### Tarea a realizar:
¿Podrías retomar la nota sobre la muerte de José María Rodríguez García en Santa Rita, La Chorrera, y continuarla a partir de su última oración?

### Extracto del documento:
+---+

José María Rodríguez García cumpliría el 21 de septiembre, 64 años, más de medio siglo compartiendo con amigos y familiares los altos y bajos de la vida, pero puso punto final a su existencia de manera violenta en un rancho cercano a su casa en Bajo del Río, en Santa Rita, La Chorrera. Vivía solo.
Ayer martes, como de costumbre, su hermana, Ernestina, quien vive al lado de la casa donde José María pasó muchos años de su vida, fue a ver cómo había amanecido. Cuando se acercaba a la vivienda, lo vio de espaldas dentro del rancho, con su sombrero puesto. Ella pensó que estaba haciendo café.
No fue así. Su hermano estaba muerto en el rancho donde acostumbraba a preparar sus alimentos.

+---+

### Material proporcionado:
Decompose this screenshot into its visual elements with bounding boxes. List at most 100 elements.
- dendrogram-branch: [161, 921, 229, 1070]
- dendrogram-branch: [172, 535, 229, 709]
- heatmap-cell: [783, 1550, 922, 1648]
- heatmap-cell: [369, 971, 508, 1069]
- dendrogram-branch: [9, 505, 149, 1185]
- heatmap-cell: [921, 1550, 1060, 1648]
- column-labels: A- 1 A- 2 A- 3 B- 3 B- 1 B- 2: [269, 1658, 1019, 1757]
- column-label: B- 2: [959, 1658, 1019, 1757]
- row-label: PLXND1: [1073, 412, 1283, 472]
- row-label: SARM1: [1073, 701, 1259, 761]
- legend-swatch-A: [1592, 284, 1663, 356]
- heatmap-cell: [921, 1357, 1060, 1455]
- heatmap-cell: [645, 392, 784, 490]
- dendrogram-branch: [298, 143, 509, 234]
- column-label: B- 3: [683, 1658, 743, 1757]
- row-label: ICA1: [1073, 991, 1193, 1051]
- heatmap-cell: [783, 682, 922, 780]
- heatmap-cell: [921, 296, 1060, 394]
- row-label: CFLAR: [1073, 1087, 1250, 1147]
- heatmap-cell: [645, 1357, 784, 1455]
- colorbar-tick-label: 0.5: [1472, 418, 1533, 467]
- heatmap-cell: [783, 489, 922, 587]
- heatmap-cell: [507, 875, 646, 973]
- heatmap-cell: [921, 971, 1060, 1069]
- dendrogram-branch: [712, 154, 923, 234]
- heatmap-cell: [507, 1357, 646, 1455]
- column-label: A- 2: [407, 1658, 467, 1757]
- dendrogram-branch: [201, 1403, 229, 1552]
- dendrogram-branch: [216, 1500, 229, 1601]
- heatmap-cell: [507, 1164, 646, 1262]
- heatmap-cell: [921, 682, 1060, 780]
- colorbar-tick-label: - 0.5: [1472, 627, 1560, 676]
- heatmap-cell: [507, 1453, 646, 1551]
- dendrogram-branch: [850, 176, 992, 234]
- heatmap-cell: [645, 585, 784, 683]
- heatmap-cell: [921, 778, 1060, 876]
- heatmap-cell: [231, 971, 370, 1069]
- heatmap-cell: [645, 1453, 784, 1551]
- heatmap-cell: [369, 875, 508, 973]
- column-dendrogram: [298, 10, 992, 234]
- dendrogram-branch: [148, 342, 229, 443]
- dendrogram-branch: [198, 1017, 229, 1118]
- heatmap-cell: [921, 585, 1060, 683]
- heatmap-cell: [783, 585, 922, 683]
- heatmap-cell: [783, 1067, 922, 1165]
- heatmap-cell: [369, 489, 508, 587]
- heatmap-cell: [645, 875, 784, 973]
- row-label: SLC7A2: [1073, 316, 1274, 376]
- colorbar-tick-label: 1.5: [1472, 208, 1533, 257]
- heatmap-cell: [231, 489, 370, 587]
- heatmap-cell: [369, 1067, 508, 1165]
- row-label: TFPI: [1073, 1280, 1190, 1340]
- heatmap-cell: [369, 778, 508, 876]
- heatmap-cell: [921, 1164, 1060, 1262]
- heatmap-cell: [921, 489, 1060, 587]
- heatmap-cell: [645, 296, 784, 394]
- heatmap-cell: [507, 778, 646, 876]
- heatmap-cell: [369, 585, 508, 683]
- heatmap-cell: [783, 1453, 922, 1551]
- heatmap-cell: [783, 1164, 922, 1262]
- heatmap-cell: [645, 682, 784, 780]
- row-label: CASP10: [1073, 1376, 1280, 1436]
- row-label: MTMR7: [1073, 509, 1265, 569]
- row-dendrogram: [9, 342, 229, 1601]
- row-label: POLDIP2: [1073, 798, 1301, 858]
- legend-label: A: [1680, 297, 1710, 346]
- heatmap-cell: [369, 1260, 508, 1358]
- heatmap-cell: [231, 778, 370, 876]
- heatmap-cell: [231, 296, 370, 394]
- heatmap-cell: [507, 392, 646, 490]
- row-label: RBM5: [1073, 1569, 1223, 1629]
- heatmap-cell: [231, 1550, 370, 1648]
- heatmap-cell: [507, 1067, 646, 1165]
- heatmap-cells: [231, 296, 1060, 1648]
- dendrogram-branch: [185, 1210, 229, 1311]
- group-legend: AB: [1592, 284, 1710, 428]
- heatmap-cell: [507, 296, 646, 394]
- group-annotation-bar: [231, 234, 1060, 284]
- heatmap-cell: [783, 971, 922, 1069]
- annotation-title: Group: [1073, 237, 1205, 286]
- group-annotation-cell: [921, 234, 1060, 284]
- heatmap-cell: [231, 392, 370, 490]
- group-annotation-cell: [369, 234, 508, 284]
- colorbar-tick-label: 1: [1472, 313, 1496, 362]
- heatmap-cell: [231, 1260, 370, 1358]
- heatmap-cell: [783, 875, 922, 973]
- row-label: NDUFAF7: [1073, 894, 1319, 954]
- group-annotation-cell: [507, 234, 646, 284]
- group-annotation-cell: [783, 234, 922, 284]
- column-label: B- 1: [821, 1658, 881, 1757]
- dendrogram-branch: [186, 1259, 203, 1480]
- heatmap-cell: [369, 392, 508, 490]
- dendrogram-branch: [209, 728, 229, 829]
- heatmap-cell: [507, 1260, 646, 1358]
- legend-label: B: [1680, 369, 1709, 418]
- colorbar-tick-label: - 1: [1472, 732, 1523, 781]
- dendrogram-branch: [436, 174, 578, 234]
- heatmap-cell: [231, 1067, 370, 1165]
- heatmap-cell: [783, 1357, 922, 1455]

+---+

### Respuesta del ejercicio:
"¡Ay, hermanito! ¿Por qué me hiciste esto?", decía envuelta en llanto.
Recordó que el último lunes el hombre se tomó un plato de sancocho. El único problema que aparentaba era que se sentía enfermo, pero rehusaba ir al médico.
Sus hermanos, que en su mayoría viven cerca de la casa que era de José María, lo describieron como una persona muy reservada, nunca se casó ni tuvo hijos.